» CONSEGNA: Traduci in inglese la frase «Per preparare il PC basta installare pdftk.», tratta dal brano sull'uso di pdftk.

» BRANO SCELTO:
Per preparare il PC basta installare pdftk. Assumendo che il sistema sia un pc Ubuntu è sufficiente digitare il comando:

sudo apt-get install pdftk

Anche per gli utenti Windows l’installazione è semplice: è sufficiente seguire la procedura descritta alla pagina ufficiale del pacchetto (si tratta di scaricare un file e scompattarlo in una cartella opportuna).

Scambiarsi la password

Una volta costruita una password robusta, per esempio ‘g456Wsa+dh’, annotatela su un foglio e recatevi di persona dal vostro corrispondente. Questo passaggio è essenziale perché come già detto, dalla sicurezza di questa password dipenderà la sicurezza di tutti i vostri documenti contenuti nei messaggi e-mail.
Se il corrispondente è geograficamente lontano potreste ricorrere al telefono od alla posta, con le modalità fantasiose che si possono inventare divertendosi (per esempio una specie di caccia al tesoro in cui la password viene suddivisa in due o tre tronconi e trasmessa con mezzi fisici diversi assieme alle istruzioni di montaggio, ma solo se il corrispondente mostra spirito goliardico).

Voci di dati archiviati
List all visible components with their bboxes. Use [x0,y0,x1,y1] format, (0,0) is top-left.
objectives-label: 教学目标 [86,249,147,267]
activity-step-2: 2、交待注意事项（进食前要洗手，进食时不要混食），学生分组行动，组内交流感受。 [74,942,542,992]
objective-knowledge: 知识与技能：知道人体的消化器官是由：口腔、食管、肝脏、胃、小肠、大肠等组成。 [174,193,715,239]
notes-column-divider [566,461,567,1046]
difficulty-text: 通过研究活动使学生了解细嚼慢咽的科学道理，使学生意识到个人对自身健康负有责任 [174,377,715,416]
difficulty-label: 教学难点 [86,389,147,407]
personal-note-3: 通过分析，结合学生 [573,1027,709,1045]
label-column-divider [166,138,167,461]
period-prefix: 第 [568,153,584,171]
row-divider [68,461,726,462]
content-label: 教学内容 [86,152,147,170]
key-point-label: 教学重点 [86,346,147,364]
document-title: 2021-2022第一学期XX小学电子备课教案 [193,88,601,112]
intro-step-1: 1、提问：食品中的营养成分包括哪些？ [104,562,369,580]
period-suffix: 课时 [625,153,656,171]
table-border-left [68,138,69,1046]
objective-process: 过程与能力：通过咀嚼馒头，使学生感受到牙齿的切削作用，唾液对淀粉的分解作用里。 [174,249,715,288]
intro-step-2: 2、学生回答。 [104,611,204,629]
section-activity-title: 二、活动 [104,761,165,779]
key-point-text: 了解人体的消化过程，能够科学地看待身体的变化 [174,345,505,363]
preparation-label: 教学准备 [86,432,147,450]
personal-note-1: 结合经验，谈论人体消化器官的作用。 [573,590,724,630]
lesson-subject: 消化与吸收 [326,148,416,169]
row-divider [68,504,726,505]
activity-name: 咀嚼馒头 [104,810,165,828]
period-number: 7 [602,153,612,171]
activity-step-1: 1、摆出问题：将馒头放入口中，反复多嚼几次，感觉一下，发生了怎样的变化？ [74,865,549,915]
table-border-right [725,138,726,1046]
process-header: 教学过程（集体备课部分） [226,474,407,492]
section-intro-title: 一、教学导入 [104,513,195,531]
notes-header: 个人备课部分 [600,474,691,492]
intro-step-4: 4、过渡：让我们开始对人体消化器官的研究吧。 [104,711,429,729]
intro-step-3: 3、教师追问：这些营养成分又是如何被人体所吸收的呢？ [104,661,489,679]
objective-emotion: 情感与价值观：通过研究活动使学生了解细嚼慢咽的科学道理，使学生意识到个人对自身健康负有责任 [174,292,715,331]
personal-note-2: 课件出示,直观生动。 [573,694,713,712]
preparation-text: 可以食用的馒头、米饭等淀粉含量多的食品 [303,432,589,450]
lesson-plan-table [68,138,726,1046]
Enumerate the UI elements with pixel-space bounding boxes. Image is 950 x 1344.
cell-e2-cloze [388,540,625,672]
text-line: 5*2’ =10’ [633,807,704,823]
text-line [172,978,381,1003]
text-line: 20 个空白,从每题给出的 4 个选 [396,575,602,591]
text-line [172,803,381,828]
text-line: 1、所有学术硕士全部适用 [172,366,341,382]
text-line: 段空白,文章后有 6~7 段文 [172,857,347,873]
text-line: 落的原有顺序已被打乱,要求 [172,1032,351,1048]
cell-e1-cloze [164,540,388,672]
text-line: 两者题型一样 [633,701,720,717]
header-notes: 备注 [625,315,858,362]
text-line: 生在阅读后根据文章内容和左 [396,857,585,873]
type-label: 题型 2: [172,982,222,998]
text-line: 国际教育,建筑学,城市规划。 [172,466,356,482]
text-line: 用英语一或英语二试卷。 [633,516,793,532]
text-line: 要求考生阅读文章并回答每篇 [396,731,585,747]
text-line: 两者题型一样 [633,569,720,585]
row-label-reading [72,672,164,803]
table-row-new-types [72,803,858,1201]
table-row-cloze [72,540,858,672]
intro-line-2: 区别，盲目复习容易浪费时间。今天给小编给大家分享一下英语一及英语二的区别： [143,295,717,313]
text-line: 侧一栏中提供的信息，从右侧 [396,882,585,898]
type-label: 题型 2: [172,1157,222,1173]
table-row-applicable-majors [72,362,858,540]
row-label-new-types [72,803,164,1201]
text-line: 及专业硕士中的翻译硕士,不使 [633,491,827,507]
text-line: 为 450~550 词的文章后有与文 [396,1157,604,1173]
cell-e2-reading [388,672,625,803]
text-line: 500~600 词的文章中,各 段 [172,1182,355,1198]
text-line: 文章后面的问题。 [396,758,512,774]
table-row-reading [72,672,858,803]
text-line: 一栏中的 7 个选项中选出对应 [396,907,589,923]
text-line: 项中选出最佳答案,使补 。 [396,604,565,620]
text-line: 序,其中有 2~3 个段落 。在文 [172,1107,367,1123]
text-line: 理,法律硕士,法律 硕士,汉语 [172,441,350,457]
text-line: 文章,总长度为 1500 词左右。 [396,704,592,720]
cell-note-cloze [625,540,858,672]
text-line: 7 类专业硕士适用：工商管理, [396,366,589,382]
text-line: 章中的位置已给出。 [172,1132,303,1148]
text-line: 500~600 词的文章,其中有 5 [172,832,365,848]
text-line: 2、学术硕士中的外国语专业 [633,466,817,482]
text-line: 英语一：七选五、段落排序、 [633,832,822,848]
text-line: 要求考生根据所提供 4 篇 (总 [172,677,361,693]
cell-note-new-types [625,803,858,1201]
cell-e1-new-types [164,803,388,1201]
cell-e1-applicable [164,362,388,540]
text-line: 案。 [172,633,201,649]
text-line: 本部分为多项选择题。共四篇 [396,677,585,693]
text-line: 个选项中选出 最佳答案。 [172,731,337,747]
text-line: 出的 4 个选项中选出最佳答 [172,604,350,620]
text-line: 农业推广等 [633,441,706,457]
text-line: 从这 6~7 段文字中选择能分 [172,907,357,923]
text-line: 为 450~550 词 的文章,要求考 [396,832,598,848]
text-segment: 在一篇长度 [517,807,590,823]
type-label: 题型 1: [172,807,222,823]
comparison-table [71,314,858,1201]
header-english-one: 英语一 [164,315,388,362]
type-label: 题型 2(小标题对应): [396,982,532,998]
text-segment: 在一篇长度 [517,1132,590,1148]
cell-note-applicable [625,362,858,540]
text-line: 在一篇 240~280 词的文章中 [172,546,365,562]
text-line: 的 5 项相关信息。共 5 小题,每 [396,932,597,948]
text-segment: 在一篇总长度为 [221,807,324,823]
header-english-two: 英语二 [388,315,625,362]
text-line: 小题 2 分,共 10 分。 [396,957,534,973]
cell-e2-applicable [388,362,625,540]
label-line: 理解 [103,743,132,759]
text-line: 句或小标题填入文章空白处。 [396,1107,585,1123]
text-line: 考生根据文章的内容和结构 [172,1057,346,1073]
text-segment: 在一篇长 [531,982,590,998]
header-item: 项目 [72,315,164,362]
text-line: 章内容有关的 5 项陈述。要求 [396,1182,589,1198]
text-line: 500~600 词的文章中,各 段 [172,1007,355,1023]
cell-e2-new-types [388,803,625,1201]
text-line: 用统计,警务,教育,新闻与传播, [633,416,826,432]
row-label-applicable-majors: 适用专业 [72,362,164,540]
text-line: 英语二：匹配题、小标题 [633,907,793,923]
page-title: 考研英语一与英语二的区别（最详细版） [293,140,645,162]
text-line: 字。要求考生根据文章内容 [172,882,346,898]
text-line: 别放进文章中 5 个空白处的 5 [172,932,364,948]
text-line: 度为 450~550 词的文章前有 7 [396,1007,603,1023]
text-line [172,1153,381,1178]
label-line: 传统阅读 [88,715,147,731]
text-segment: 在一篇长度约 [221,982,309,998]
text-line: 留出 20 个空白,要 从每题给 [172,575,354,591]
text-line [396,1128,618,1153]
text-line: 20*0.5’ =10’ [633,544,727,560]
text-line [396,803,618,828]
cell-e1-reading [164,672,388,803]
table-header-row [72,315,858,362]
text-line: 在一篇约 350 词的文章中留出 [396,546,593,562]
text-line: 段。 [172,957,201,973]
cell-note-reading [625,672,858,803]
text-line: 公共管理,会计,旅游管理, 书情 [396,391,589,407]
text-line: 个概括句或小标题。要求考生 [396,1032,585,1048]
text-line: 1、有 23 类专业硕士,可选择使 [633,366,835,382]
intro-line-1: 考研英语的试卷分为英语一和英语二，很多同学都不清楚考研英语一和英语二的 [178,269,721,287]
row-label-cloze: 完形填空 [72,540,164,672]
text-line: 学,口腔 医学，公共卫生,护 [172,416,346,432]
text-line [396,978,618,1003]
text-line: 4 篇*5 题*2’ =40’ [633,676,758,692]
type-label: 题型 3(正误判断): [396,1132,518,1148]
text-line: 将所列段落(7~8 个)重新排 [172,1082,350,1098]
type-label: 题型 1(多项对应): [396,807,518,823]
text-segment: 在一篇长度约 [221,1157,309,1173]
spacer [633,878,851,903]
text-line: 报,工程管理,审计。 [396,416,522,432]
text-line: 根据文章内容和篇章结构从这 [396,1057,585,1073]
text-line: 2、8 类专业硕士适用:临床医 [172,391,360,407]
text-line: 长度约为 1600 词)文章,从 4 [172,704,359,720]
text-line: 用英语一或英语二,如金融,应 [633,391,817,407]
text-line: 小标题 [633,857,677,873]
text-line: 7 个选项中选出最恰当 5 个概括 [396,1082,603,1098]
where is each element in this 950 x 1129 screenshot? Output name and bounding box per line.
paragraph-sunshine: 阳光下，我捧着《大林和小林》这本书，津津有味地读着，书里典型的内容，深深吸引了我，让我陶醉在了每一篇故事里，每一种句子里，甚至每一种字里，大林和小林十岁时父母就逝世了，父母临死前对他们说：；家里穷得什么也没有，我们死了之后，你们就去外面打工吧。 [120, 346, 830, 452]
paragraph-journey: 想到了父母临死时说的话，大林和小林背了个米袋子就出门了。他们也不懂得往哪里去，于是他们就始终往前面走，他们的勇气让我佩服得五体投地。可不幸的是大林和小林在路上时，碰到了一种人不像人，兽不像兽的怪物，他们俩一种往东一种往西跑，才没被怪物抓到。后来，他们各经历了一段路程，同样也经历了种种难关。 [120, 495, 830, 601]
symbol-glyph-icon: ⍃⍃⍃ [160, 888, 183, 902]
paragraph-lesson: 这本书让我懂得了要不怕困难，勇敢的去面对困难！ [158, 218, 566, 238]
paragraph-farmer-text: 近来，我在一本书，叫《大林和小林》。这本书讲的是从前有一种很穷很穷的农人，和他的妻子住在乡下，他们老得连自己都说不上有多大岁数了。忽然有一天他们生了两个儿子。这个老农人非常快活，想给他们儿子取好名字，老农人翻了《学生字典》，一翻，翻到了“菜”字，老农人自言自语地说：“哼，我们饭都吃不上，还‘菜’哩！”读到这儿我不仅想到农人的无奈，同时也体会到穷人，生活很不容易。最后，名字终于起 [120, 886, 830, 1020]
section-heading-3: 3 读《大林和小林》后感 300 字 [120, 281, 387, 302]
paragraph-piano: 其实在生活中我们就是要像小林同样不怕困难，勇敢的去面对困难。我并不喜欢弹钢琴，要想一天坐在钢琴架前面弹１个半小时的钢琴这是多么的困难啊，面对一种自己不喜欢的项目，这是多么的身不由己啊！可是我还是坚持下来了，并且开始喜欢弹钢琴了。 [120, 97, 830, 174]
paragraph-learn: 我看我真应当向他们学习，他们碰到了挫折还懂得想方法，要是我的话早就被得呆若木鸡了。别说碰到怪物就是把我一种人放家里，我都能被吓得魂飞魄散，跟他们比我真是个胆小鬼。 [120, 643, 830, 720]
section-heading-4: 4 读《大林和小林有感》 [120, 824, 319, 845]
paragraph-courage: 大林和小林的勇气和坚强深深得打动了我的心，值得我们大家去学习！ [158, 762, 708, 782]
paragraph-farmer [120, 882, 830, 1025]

» SPAZIO RISPOSTA: To set up the PC, all you need to do is install pdftk.